┌─ Artículo

Y como vemos en esta
imagen espacial del entorno mediterráneo no sólo estamos en la punta del
continente del norte del Viejo Mundo; además somos la zona de transición ecológica
de este extremo del mismo, el lugar donde se encuentran las floras y las faunas
de los ecosistemas húmedo del norte y árido del sur. Este dato nos singulariza
porque hay que desplazarse varios miles de kilómetros hacia el este para
encontrar otra zona que desempeñe una función parecida (La Península de
Anatolia), aunque en este caso con una mayor cantidad de rutas alternativas
para rodearla de manera lateral, lo que disminuye la tensión que se produce,
por unidad de superficie, en su zona de tránsito.
En
la Península Ibérica se encuentran cada año aves que proceden del Círculo Polar
Ártico con otras que vienen desde el corazón de África. Vientos portadores de
semillas que traen consigo la información genética que recoge millones de años
de evolución de la vida en las áreas circundantes, y el polvo sahariano que
viene cargado de larvas de invertebrados de su patria originaria y que acaban
depositándose como sedimento en los valles de nuestros ríos.
Las
placas tectónicas europea y africana colisionan en el Estrecho de Gibraltar y
en el Mar de Alborán, colocando ambos continentes casi a tiro de piedra. De
hecho estuvieron unidos hace unos pocos millones de años (apenas nada en
términos evolutivos) y esa breve coyuntura geológica sería aprovechada por las
especies de animales terrestres y las plantas de ambos lados para cruzar el
puente y probar fortuna en los ecosistemas que se habían puesto a su alcance.

└─
┌─ Entradas proporcionadas

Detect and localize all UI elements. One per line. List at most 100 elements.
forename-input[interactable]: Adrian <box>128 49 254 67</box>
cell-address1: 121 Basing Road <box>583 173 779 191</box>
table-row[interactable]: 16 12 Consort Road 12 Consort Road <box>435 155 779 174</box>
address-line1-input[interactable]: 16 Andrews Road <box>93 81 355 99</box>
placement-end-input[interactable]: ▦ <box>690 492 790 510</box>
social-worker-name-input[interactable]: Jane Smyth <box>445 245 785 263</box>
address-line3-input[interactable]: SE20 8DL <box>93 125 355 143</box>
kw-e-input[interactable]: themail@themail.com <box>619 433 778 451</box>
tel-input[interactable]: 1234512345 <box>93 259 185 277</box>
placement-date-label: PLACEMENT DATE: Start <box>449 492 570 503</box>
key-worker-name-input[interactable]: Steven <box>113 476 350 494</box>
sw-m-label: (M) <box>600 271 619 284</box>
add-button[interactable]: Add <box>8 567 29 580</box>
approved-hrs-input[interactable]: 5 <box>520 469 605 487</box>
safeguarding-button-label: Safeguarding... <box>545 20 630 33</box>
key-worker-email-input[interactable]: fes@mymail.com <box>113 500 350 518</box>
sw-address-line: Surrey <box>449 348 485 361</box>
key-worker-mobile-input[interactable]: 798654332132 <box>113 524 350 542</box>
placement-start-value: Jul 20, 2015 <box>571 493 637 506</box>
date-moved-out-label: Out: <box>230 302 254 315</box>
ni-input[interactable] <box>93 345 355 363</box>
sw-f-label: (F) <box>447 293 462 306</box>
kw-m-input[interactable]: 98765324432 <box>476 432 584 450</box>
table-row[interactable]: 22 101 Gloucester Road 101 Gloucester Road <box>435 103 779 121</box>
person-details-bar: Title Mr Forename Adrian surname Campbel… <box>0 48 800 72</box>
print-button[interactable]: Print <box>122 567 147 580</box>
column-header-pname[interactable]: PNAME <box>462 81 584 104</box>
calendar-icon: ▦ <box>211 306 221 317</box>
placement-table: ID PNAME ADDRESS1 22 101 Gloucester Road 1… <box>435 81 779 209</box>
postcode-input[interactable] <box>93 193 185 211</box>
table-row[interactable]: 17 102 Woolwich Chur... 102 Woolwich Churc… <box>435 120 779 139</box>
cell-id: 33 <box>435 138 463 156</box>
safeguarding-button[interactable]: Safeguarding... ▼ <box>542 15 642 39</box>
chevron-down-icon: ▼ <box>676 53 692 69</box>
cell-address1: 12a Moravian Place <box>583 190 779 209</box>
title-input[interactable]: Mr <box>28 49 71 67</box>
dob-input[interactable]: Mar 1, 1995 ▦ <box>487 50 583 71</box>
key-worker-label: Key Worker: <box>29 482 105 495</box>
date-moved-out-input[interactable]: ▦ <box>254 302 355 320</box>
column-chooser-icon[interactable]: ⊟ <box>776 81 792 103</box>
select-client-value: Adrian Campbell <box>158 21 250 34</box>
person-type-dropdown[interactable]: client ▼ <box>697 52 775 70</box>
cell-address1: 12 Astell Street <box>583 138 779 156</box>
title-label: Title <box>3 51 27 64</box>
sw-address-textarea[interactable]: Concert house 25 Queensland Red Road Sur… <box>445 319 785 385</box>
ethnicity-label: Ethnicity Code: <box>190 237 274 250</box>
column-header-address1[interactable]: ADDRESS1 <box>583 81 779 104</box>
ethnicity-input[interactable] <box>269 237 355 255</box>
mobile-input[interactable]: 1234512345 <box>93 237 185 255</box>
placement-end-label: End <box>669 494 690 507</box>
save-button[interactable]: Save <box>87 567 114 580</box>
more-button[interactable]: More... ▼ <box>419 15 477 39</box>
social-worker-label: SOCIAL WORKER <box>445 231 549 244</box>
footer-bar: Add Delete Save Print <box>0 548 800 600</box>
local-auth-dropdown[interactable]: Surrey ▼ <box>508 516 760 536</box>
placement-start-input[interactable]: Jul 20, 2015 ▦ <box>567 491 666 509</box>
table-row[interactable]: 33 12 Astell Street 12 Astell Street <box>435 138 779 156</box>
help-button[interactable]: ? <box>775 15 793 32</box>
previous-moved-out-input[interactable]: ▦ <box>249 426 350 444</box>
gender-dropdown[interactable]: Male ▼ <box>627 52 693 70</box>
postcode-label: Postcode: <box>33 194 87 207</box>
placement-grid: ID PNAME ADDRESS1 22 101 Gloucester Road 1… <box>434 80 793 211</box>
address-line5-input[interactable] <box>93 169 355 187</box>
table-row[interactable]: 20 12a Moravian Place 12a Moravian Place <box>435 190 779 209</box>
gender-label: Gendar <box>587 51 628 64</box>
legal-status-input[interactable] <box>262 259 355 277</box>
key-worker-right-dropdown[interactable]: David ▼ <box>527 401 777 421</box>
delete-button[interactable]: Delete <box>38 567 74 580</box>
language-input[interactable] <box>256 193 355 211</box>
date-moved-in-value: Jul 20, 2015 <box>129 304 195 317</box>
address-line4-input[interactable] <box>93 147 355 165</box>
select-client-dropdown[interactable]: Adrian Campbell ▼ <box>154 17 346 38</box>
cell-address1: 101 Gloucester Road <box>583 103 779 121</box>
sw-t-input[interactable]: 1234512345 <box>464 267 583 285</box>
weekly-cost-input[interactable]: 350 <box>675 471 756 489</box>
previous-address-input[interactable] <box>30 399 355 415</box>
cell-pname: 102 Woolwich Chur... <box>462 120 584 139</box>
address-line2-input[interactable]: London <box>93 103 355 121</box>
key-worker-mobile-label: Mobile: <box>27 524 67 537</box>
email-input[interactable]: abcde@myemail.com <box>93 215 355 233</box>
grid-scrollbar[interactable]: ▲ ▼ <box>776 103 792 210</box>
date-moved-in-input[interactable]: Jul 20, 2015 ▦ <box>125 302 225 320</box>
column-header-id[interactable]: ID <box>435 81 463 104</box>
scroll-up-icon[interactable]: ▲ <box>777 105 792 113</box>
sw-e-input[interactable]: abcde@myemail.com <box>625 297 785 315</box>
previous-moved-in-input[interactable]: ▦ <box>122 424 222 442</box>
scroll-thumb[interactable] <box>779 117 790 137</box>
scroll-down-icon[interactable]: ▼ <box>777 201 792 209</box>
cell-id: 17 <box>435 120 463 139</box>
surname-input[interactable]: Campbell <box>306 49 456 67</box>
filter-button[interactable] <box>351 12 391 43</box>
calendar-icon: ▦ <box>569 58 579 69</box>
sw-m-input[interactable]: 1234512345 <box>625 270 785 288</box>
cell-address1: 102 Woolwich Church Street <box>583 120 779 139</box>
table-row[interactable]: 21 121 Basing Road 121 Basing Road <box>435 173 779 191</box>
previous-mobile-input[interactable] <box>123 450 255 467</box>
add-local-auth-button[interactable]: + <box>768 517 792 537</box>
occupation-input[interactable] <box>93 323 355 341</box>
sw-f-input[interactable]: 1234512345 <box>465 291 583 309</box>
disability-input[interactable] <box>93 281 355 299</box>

└─

▶ **Instrucciones de trabajo**:
Escribe la continuación del artículo sobre la Península Ibérica como zona de transición ecológica a partir de su última oración.

▶ **Respuesta esperada**:
El
empuje de ambas placas ha elevado y deformado la superficie de la Península,
creando en ella varias cordilleras alpinas, es decir, cordilleras jóvenes, muy
erosionables, que se extienden siguiendo las líneas de los paralelos
(Cantábrica, Pirenáica, Sistema Central, Montes de Toledo, Sierra Morena y
Penibética). Esas cadenas montañosas, sumadas al efecto que una Meseta Central
escalonada, con una superficie del tamaño de Inglaterra y una altitud media de
600 metros, convierten a nuestro país en un subcontinente-fortaleza, dividido
en áreas naturales casi estancas que presentan un paisaje típico diferente en
cada una, extendidas como franjas climáticas paralelas que provocan unas
transiciones ecológicas muy nítidas entre ellas y nos convierten prácticamente
en un laboratorio donde la naturaleza no para de experimentar y de inventar
nuevas soluciones que luego son exportadas. Para cualquier especie foránea, ya
venga desde el norte o desde el sur, le resulta casi imposible atravesar sin
transformarse por el camino las barreras acumuladas de tantas cordilleras y
valles escalonados en altitud que se encuentra por delante. Pero las nuevas
variantes surgidas aquí tienen mucho más fácil extenderse desde España hacia el
exterior (porque los niveles de variabilidad de nuestros vecinos son mucho
menores que los nuestros) que hacia el interior, dónde abrirse paso unos
centenares de kilómetros hacia el norte o hacia el sur tiene un coste evolutivo
importante.
Por
todo lo dicho, parece evidente que nuestro país responde a un diseño
estructural que viene a ser una especie de volcán biológico que acelera los
procesos evolutivos de los seres vivos y los exporta hacia los ecosistemas
vecinos.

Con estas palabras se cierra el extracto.